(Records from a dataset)
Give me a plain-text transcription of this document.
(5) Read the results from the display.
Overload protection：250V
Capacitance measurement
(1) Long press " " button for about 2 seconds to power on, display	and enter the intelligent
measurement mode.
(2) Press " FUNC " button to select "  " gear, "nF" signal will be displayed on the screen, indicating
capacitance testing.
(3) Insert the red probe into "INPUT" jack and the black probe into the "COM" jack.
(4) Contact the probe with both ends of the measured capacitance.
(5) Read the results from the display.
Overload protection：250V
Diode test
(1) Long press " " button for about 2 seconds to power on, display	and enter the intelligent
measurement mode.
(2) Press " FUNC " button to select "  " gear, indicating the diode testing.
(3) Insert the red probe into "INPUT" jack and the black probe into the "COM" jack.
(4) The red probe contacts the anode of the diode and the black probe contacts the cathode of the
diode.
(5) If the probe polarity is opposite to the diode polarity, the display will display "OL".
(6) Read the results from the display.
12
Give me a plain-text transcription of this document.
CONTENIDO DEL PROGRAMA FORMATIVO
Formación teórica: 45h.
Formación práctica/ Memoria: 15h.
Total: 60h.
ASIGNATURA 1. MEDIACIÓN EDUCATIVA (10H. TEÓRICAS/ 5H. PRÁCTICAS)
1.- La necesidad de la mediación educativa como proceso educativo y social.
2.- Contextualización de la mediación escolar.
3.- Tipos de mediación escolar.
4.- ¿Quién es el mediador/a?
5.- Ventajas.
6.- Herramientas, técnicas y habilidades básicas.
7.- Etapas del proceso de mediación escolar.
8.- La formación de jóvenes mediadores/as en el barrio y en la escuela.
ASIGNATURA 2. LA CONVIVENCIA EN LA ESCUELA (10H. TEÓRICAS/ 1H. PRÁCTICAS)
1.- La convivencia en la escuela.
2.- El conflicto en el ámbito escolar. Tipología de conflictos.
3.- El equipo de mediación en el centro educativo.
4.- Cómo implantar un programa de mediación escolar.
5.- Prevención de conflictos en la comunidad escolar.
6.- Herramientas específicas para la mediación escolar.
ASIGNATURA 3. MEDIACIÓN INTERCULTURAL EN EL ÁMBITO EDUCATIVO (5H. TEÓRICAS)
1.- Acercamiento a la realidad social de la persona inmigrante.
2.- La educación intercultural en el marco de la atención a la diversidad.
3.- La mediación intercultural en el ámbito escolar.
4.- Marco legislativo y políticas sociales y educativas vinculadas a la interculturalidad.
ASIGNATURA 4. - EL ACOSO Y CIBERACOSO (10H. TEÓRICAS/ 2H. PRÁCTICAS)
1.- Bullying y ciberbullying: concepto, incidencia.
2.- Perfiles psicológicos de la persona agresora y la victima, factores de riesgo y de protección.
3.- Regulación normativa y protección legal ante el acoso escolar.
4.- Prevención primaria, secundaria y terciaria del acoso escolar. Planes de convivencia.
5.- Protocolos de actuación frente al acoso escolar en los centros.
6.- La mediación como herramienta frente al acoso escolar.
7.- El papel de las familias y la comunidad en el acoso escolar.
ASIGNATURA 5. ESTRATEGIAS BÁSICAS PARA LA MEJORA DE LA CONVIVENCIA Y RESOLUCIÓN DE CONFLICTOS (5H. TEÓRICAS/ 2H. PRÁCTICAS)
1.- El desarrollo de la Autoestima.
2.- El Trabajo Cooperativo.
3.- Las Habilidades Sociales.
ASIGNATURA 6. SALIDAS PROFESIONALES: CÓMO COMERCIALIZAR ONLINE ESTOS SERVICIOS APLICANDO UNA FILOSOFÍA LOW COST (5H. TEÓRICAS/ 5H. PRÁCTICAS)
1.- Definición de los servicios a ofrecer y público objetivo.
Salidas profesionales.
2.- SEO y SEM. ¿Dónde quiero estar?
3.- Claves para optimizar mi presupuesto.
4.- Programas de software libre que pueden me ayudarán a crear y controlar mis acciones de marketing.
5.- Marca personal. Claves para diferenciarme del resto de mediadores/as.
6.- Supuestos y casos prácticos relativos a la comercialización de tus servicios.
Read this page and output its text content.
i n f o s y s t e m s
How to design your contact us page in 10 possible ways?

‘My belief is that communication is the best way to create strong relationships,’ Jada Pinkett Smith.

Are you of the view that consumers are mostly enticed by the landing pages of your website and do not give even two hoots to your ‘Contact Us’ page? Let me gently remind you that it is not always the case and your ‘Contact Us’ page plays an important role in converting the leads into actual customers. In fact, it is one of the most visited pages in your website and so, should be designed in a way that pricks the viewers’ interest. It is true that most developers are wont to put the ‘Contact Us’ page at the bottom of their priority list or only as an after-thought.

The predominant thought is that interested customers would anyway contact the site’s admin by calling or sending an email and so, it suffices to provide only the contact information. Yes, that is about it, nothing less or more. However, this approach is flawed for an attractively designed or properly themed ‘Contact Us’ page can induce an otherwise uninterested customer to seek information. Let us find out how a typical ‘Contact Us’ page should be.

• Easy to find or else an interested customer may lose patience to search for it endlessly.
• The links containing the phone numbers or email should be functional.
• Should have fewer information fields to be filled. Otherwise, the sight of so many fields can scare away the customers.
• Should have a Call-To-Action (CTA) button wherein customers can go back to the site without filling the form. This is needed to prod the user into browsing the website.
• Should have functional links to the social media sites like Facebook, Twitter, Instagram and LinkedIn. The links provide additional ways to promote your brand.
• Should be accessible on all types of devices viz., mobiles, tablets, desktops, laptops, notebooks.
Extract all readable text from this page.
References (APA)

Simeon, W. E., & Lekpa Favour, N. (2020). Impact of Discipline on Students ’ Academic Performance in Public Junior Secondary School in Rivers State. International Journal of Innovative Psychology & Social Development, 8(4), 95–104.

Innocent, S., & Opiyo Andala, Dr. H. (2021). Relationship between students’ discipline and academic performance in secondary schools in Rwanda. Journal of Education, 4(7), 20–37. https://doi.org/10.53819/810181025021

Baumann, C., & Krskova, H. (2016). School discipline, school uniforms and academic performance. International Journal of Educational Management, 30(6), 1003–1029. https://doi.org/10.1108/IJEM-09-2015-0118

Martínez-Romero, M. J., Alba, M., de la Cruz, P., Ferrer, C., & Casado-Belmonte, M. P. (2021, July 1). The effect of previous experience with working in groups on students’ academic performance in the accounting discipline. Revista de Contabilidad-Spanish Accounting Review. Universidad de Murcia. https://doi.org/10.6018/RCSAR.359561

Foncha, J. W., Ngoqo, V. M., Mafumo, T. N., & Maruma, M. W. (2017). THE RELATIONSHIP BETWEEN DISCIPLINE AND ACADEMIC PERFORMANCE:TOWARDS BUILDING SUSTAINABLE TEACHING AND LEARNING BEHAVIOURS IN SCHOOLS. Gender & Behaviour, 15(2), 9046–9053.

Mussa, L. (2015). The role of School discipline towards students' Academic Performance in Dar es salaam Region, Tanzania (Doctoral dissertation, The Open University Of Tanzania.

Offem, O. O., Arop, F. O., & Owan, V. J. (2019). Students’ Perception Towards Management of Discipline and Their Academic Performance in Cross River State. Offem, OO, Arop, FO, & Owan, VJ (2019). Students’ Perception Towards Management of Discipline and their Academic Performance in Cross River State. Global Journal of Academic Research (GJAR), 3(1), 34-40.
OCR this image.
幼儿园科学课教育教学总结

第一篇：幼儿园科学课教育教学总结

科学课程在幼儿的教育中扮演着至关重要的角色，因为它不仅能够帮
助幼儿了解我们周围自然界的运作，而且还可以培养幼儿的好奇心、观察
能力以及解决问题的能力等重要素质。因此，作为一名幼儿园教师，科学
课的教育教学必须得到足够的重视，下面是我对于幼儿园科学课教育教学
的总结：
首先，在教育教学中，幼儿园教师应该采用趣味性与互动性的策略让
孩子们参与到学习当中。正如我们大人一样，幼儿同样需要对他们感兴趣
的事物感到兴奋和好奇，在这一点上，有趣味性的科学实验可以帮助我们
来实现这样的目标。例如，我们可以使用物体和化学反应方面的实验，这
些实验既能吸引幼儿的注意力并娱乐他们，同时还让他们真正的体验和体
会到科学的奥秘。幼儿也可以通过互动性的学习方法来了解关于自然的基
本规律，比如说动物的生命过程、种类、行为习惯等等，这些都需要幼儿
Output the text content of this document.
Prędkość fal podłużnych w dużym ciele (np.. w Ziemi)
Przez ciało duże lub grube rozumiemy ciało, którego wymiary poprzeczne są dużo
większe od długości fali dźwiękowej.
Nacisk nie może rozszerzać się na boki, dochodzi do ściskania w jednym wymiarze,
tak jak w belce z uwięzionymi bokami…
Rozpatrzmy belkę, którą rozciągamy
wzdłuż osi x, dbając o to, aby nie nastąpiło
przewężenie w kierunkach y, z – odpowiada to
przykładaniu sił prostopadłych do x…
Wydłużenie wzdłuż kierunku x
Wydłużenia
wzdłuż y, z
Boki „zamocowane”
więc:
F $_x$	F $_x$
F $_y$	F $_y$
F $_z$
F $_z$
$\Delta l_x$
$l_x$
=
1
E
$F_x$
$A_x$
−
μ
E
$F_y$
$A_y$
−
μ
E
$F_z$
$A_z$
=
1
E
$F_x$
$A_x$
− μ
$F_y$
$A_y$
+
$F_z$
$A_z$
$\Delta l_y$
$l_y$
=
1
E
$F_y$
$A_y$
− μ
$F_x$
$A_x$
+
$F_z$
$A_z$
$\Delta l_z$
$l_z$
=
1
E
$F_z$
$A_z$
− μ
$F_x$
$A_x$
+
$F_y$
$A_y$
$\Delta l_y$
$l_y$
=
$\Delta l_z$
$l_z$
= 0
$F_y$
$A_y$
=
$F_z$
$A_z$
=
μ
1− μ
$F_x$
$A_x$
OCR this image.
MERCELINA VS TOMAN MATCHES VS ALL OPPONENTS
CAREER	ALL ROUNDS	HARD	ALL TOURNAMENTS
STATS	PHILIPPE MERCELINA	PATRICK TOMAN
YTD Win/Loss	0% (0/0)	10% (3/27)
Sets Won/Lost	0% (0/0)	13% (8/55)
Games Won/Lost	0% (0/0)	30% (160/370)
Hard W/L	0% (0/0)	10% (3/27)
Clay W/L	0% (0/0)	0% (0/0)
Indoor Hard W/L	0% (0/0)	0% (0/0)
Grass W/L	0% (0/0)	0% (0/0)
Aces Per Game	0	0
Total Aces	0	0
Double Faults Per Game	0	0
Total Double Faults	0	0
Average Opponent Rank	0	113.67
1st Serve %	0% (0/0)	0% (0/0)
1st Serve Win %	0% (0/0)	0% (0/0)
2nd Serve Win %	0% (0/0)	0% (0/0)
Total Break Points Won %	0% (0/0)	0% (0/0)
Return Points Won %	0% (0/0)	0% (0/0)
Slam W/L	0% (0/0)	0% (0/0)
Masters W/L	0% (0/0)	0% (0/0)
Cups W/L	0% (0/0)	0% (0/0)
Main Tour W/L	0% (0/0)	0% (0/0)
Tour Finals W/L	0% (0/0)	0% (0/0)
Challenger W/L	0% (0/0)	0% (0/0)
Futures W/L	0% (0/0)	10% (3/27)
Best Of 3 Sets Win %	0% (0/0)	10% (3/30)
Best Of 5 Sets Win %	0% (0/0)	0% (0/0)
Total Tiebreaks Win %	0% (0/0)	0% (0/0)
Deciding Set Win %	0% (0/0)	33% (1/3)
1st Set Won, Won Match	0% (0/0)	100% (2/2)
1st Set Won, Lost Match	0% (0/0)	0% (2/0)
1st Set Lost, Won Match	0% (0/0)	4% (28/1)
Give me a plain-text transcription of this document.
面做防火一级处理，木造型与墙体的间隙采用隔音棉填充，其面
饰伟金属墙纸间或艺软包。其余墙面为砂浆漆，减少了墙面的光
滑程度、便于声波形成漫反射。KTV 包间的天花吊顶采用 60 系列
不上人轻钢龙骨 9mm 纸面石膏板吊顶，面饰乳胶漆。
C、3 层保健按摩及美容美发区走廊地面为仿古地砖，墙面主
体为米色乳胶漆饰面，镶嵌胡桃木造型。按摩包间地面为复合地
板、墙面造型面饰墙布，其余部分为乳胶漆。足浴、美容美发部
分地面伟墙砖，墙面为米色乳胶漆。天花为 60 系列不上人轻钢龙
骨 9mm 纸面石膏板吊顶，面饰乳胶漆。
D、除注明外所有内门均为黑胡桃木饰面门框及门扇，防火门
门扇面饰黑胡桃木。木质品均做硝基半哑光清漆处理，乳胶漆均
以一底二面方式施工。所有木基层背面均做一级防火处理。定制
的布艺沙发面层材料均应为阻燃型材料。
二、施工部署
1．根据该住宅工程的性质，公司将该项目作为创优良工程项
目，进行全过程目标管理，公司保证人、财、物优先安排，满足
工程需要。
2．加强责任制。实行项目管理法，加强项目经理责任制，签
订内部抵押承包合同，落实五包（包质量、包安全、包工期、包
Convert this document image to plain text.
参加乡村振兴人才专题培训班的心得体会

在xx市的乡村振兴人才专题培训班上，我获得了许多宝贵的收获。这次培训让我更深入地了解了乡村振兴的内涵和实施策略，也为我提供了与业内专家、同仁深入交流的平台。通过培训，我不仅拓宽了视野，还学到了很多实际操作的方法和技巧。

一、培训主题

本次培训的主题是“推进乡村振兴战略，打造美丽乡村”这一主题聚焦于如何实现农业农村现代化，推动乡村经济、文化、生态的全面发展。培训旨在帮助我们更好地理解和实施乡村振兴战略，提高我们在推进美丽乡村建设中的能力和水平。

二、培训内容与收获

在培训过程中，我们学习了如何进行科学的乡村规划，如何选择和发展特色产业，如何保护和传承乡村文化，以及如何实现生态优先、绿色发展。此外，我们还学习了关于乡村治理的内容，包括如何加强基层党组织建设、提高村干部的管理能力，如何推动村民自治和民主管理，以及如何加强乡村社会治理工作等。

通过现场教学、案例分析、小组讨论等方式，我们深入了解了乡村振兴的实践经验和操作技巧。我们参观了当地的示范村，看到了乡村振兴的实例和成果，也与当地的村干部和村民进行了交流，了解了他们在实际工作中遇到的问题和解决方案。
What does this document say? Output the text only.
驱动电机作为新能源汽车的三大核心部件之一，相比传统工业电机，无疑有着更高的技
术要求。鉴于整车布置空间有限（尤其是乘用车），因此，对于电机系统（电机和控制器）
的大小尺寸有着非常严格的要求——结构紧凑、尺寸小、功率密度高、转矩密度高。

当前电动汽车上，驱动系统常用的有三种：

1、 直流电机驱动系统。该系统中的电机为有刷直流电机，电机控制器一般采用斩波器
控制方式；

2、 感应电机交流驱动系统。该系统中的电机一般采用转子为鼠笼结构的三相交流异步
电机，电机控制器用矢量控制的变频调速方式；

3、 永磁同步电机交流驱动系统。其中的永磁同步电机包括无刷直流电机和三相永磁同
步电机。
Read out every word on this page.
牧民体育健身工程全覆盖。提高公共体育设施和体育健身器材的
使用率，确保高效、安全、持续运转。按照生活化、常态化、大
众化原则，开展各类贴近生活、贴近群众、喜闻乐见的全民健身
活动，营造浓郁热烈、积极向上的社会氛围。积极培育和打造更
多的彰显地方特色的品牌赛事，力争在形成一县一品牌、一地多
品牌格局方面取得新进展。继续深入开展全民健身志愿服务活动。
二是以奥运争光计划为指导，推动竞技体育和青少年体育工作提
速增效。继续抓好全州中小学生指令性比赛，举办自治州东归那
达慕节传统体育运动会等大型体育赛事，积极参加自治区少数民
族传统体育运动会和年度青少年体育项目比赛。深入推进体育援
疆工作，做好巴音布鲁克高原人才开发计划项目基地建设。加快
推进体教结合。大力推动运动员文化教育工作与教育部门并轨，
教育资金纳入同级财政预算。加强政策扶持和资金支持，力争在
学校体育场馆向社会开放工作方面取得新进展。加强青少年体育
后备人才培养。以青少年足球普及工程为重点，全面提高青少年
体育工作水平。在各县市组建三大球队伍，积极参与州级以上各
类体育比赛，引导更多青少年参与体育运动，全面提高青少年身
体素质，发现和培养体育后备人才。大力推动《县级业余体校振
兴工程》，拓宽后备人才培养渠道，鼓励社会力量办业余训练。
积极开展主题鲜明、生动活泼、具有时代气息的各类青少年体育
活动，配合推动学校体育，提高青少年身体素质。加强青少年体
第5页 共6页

▶ **What to produce**: Count the lines in the records above that contain the word "Total", and give only that number.

▶ **Reply**: 5